Initially, analytics did not perfectly plug into the conventional outsourcing model, as the level of data sensitivity is exceptionally high. These vulnerabilities made some of the clients set up or expand captive units instead of outsourcing their secure data. However, in the past decade, third-party providers have armed themselves with commendable expertise in analytics. Thus, the analytics space that was once dominated by captives of large companies is now embracing large vendors offering end-to-end specialized solutions to specific verticals.
For those companies, whose data security concerns are still making them hesitant about AO, vendors are offering onsite delivery teams – at clients’ premises, client country- so data is not required to reach offshore.
AO started with financial and marketing functions. MNC’s when they had set up their captives in India, were one of the first companies to benefit from it. At the start, heavy lifting in terms of data analysis was being outsourced and then entered the higher end statistical modeling. Nowadays, high end business consulting (based on the data) is being outsourced. Next phase will observe companies start services where they will own data and provide consulting/analytics based on the owned data as well as customer data.
Anoop Sagoo, BPO cross operating group lead, Accenture, expressed, “BPO today is about mining the huge volume of transactional data that is being processed – and using industry expertise, analytics and innovation to help a client operate its business better and drive business outcomes. The ability to undertake analytics on transactions, understand the insights and then identify opportunities to improve and add value to the client’s business is what our clients expect from BPO.”
Over the next five years, the top strategic technology investment at outperforming midsize operations is business analytics, according to an IBM report in CIOs. Thus, this space is expected to grow in the coming year and also there is expected to be an increase in the percentage of service providers offering analytics services from offshore destinations.
Analytics has become a critical component without which tactical and strategic decisions cannot be drawn. Today, companies can choose from a host of platforms and services based tools that can be deployed to make intelligent use of information enabling business decisions that impact both top line and bottom line.
----
# Work instructions
1 - Answer these from the passage on analytics outsourcing:
(a) Which functions did analytics outsourcing start with?
(b) What position and company are given for Anoop Sagoo?
(c) What does the IBM report name as the top strategic technology investment at outperforming midsize operations over the next five years?
2 - Carry on the passage about analytics outsourcing, starting after its last sentence.
The material after this point isn't needed.

# Collected material
----
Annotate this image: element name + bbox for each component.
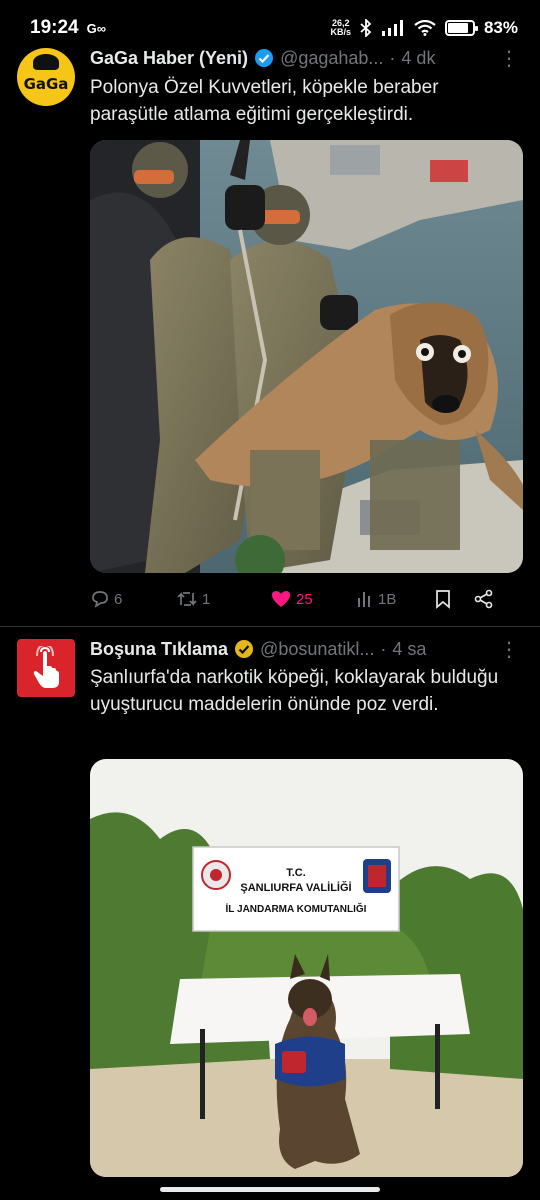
----
# Task-by-task answers
1 -
(a) Financial and marketing functions.
(b) BPO cross operating group lead at Accenture.
(c) Business analytics.

2 -
Arun Kharbanda, business unit head, Research & Analytics, WNS Global Services stated that analytics will continue to grow because it helps their clients to grow the topline by understanding customer behavior better. He added, “This in turn helps optimize various business measures like cost reduction/ optimization of price, inventory and shipment to reduce demand-supply mismatches, improving sourcing to reduce cost of procurement, quantifying probability of adverse outcomes to reduce risk, improving compliance adherence and provide strategies to minimize risk; improving predictability of and minimize variations in planning.”
AO- Outlook 2012
Analytics service providers include BPOs, KPOs, BPO/KPO arm or department of large IT-BPO Company, specialist market research (MR) firms, and other boutique Research and Analytics (R&A) firms.
The coming year will not see much change in the major markets that are being served by analytics service providers. That is US, UK and to some degree, the rest of Europe will continue to demand this space as they move up the value chain. Some providers will be focusing on Australia and Japan.
The delivery locations are also expected to remain the same. India, China and Eastern Europe are the most prominent destinations on the analytics outsourcing map. Others include nearshore countries to the US such as Mexico and Costa Rica, and offshore destinations such as Singapore and Sri Lanka.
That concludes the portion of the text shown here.